■ DATA EXCERPTS:

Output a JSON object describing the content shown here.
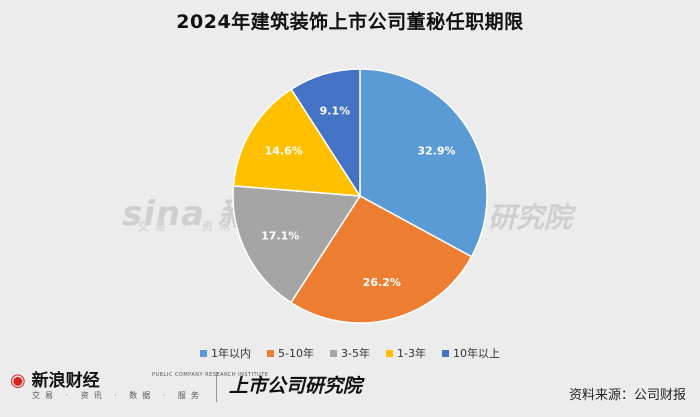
{
  "title": "2024年建筑装饰上市公司董秘任职期限",
  "chart_data": {
    "type": "pie",
    "title": "2024年建筑装饰上市公司董秘任职期限",
    "series": [
      {
        "name": "1年以内",
        "value": 32.9,
        "label": "32.9%",
        "color": "#5b9bd5"
      },
      {
        "name": "5-10年",
        "value": 26.2,
        "label": "26.2%",
        "color": "#ed7d31"
      },
      {
        "name": "3-5年",
        "value": 17.1,
        "label": "17.1%",
        "color": "#a5a5a5"
      },
      {
        "name": "1-3年",
        "value": 14.6,
        "label": "14.6%",
        "color": "#ffc000"
      },
      {
        "name": "10年以上",
        "value": 9.1,
        "label": "9.1%",
        "color": "#4472c4"
      }
    ],
    "legend_position": "bottom",
    "start_angle": "12 o'clock",
    "direction": "clockwise"
  },
  "watermark": {
    "left_text": "sina 新浪",
    "left_sub": "交易 · 资讯 ·",
    "right_text": "研究院"
  },
  "footer": {
    "sina_brand": "新浪财经",
    "sina_sub": "交易 · 资讯 · 数据 · 服务",
    "institute": "上市公司研究院",
    "institute_en": "PUBLIC COMPANY RESEARCH INSTITUTE",
    "source": "资料来源：公司财报"
  }
}
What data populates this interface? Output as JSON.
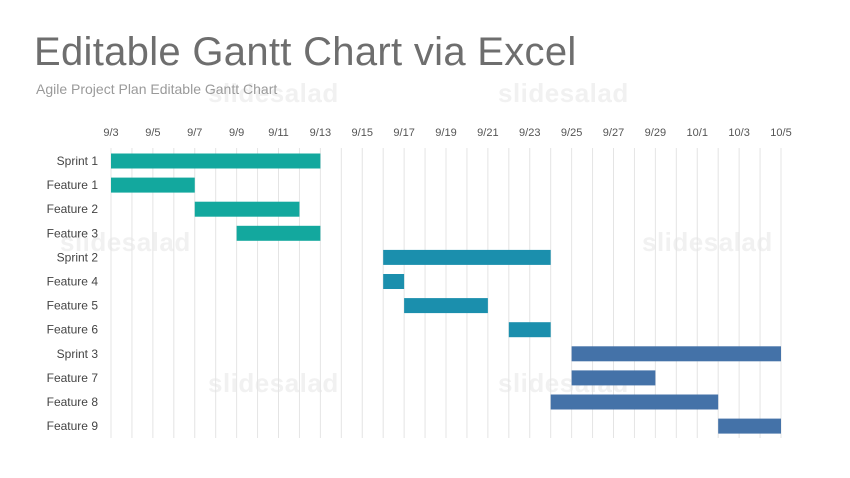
{
  "slide": {
    "title": "Editable Gantt Chart via Excel",
    "subtitle": "Agile Project Plan Editable Gantt Chart",
    "watermark": "slidesalad"
  },
  "chart_data": {
    "type": "gantt",
    "x_ticks": [
      "9/3",
      "9/5",
      "9/7",
      "9/9",
      "9/11",
      "9/13",
      "9/15",
      "9/17",
      "9/19",
      "9/21",
      "9/23",
      "9/25",
      "9/27",
      "9/29",
      "10/1",
      "10/3",
      "10/5"
    ],
    "xlim": [
      "9/3",
      "10/5"
    ],
    "grid": true,
    "tasks": [
      {
        "name": "Sprint 1",
        "start": "9/3",
        "end": "9/13",
        "group": 1
      },
      {
        "name": "Feature 1",
        "start": "9/3",
        "end": "9/7",
        "group": 1
      },
      {
        "name": "Feature 2",
        "start": "9/7",
        "end": "9/12",
        "group": 1
      },
      {
        "name": "Feature 3",
        "start": "9/9",
        "end": "9/13",
        "group": 1
      },
      {
        "name": "Sprint 2",
        "start": "9/16",
        "end": "9/24",
        "group": 2
      },
      {
        "name": "Feature 4",
        "start": "9/16",
        "end": "9/17",
        "group": 2
      },
      {
        "name": "Feature 5",
        "start": "9/17",
        "end": "9/21",
        "group": 2
      },
      {
        "name": "Feature 6",
        "start": "9/22",
        "end": "9/24",
        "group": 2
      },
      {
        "name": "Sprint 3",
        "start": "9/25",
        "end": "10/5",
        "group": 3
      },
      {
        "name": "Feature 7",
        "start": "9/25",
        "end": "9/29",
        "group": 3
      },
      {
        "name": "Feature 8",
        "start": "9/24",
        "end": "10/2",
        "group": 3
      },
      {
        "name": "Feature 9",
        "start": "10/2",
        "end": "10/5",
        "group": 3
      }
    ],
    "colors": {
      "1": "#13a89e",
      "2": "#1b8fad",
      "3": "#4472a8"
    },
    "grid_color": "#e4e4e4"
  }
}
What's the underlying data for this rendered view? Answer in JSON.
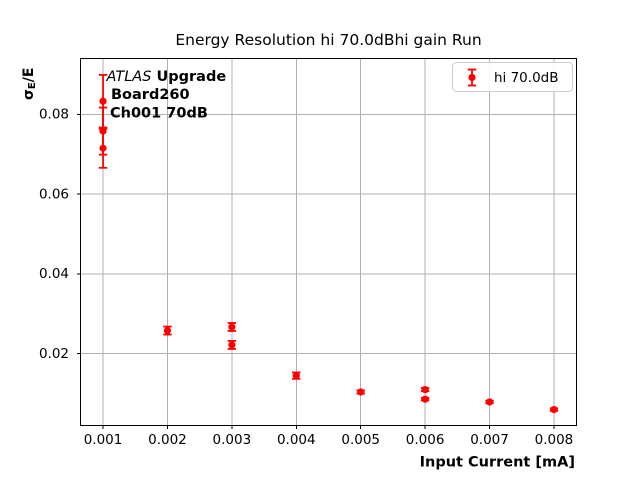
{
  "chart_data": {
    "type": "scatter",
    "title": "Energy Resolution hi 70.0dBhi gain Run",
    "xlabel": "Input Current [mA]",
    "ylabel_parts": [
      {
        "text": "σ",
        "style": "bold"
      },
      {
        "text": "E",
        "style": "bold-subscript"
      },
      {
        "text": "/E",
        "style": "bold"
      }
    ],
    "xlim": [
      0.00065,
      0.00835
    ],
    "ylim": [
      0.002,
      0.094
    ],
    "grid": true,
    "xticks": [
      {
        "value": 0.001,
        "label": "0.001"
      },
      {
        "value": 0.002,
        "label": "0.002"
      },
      {
        "value": 0.003,
        "label": "0.003"
      },
      {
        "value": 0.004,
        "label": "0.004"
      },
      {
        "value": 0.005,
        "label": "0.005"
      },
      {
        "value": 0.006,
        "label": "0.006"
      },
      {
        "value": 0.007,
        "label": "0.007"
      },
      {
        "value": 0.008,
        "label": "0.008"
      }
    ],
    "yticks": [
      {
        "value": 0.02,
        "label": "0.02"
      },
      {
        "value": 0.04,
        "label": "0.04"
      },
      {
        "value": 0.06,
        "label": "0.06"
      },
      {
        "value": 0.08,
        "label": "0.08"
      }
    ],
    "legend": {
      "position": "upper right",
      "label": "hi 70.0dB",
      "marker": "errorbar-dot",
      "color": "#ff0000"
    },
    "series": [
      {
        "name": "hi 70.0dB",
        "color": "#ff0000",
        "marker": "circle",
        "points": [
          {
            "x": 0.001,
            "y": 0.0833,
            "yerr": 0.0066
          },
          {
            "x": 0.001,
            "y": 0.0758,
            "yerr": 0.0059
          },
          {
            "x": 0.001,
            "y": 0.0715,
            "yerr": 0.0049
          },
          {
            "x": 0.002,
            "y": 0.0258,
            "yerr": 0.001
          },
          {
            "x": 0.003,
            "y": 0.0267,
            "yerr": 0.001
          },
          {
            "x": 0.003,
            "y": 0.0222,
            "yerr": 0.001
          },
          {
            "x": 0.004,
            "y": 0.0145,
            "yerr": 0.0008
          },
          {
            "x": 0.005,
            "y": 0.0104,
            "yerr": 0.0004
          },
          {
            "x": 0.006,
            "y": 0.011,
            "yerr": 0.0004
          },
          {
            "x": 0.006,
            "y": 0.0086,
            "yerr": 0.0003
          },
          {
            "x": 0.007,
            "y": 0.0079,
            "yerr": 0.0003
          },
          {
            "x": 0.008,
            "y": 0.006,
            "yerr": 0.0003
          }
        ]
      }
    ],
    "annotation": {
      "lines": [
        {
          "segments": [
            {
              "text": "ATLAS",
              "style": "italic"
            },
            {
              "text": " Upgrade",
              "style": "bold"
            }
          ]
        },
        {
          "segments": [
            {
              "text": "Board260",
              "style": "bold"
            }
          ]
        },
        {
          "segments": [
            {
              "text": "Ch001 70dB",
              "style": "bold"
            }
          ]
        }
      ]
    },
    "colors": {
      "series": "#ff0000",
      "grid": "#b0b0b0",
      "legend_border": "#cccccc",
      "axes": "#000000",
      "text": "#000000",
      "background": "#ffffff"
    }
  }
}
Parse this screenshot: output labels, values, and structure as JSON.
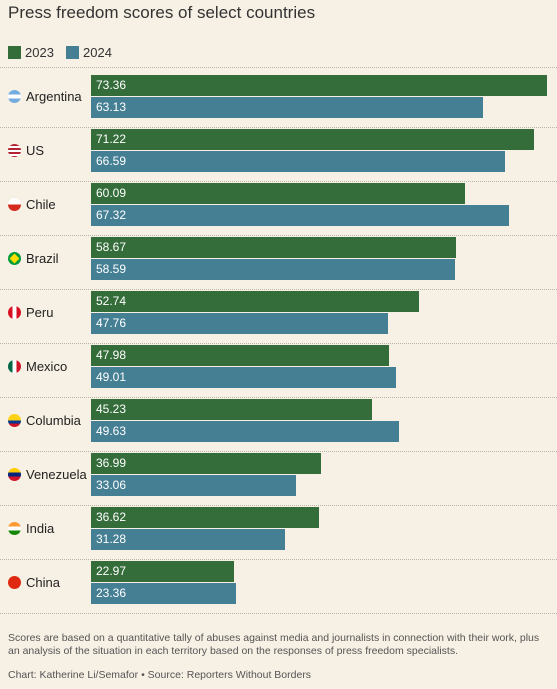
{
  "colors": {
    "c2023": "#346c3a",
    "c2024": "#457f94",
    "background": "#f7f0e4"
  },
  "chart_data": {
    "type": "bar",
    "orientation": "horizontal",
    "title": "Press freedom scores of select countries",
    "categories": [
      "Argentina",
      "US",
      "Chile",
      "Brazil",
      "Peru",
      "Mexico",
      "Columbia",
      "Venezuela",
      "India",
      "China"
    ],
    "flag_icons": [
      "argentina-flag-icon",
      "us-flag-icon",
      "chile-flag-icon",
      "brazil-flag-icon",
      "peru-flag-icon",
      "mexico-flag-icon",
      "colombia-flag-icon",
      "venezuela-flag-icon",
      "india-flag-icon",
      "china-flag-icon"
    ],
    "series": [
      {
        "name": "2023",
        "values": [
          73.36,
          71.22,
          60.09,
          58.67,
          52.74,
          47.98,
          45.23,
          36.99,
          36.62,
          22.97
        ]
      },
      {
        "name": "2024",
        "values": [
          63.13,
          66.59,
          67.32,
          58.59,
          47.76,
          49.01,
          49.63,
          33.06,
          31.28,
          23.36
        ]
      }
    ],
    "xlim": [
      0,
      73.36
    ],
    "legend_position": "top-left",
    "grid": false,
    "data_labels": true
  },
  "footer": {
    "note": "Scores are based on a quantitative tally of abuses against media and journalists in connection with their work, plus an analysis of the situation in each territory based on the responses of press freedom specialists.",
    "credit": "Chart: Katherine Li/Semafor • Source: Reporters Without Borders"
  }
}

■ TASK INSTRUCTIONS: Extract every line of the records above that contains the word "freedom".

■ SOLUTION TO THE PROBLEM:
    "title": "Press freedom scores of select countries",
    "note": "Scores are based on a quantitative tally of abuses against media and journalists in connection with their work, plus an analysis of the situation in each territory based on the responses of press freedom specialists.",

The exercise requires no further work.